**CHALLENGE**
Below are the records; copy each line in them that holds the word "本大题共有".

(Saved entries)
######

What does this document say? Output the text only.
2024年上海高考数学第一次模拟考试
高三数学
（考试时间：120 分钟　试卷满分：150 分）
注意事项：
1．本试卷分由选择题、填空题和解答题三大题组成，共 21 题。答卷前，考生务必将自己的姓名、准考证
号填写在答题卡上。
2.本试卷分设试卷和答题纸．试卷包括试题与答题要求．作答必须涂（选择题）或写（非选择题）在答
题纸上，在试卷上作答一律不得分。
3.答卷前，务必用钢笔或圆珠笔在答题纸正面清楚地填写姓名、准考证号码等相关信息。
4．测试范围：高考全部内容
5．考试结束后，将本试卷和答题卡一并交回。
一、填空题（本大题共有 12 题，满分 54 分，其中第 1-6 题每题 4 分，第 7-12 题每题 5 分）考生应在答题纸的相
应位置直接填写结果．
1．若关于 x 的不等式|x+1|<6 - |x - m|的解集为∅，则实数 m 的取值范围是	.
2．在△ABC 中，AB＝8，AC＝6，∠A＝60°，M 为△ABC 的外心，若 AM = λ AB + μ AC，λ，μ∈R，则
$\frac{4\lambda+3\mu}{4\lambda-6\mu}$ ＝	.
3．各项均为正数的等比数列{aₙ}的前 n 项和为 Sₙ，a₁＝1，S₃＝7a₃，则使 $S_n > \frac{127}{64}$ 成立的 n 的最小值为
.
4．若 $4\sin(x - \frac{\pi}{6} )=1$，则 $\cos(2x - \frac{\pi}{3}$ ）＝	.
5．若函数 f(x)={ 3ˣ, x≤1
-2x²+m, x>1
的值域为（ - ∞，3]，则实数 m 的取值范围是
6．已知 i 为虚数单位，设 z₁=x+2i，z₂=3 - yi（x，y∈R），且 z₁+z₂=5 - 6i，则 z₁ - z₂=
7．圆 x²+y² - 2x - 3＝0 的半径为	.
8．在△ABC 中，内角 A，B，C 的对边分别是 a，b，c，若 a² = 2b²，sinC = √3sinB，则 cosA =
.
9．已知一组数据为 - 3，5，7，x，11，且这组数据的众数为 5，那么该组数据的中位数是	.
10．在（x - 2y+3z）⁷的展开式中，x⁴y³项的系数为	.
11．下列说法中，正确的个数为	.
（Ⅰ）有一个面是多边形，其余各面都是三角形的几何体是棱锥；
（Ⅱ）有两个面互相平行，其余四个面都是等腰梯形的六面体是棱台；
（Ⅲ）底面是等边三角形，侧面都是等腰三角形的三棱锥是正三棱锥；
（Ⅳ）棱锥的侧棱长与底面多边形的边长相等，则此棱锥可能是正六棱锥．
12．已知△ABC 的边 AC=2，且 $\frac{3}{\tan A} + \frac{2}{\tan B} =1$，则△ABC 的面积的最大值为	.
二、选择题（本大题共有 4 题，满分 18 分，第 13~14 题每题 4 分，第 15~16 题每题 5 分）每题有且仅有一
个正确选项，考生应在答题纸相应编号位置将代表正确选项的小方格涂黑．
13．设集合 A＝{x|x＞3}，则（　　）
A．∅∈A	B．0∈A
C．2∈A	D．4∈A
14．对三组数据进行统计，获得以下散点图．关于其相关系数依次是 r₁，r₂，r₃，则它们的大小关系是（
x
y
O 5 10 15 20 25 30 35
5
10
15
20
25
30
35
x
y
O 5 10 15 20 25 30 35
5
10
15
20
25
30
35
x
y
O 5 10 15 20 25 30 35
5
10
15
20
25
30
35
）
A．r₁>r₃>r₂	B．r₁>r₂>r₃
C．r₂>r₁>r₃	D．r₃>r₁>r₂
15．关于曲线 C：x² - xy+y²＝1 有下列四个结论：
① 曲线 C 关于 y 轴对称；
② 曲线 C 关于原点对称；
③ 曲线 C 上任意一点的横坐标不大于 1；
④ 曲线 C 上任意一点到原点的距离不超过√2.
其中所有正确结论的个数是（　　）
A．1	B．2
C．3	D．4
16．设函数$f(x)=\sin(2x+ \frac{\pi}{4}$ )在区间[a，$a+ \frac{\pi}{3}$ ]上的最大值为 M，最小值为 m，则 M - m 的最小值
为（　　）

######

**ANSWER**
一、填空题（本大题共有 12 题，满分 54 分，其中第 1-6 题每题 4 分，第 7-12 题每题 5 分）考生应在答题纸的相
二、选择题（本大题共有 4 题，满分 18 分，第 13~14 题每题 4 分，第 15~16 题每题 5 分）每题有且仅有一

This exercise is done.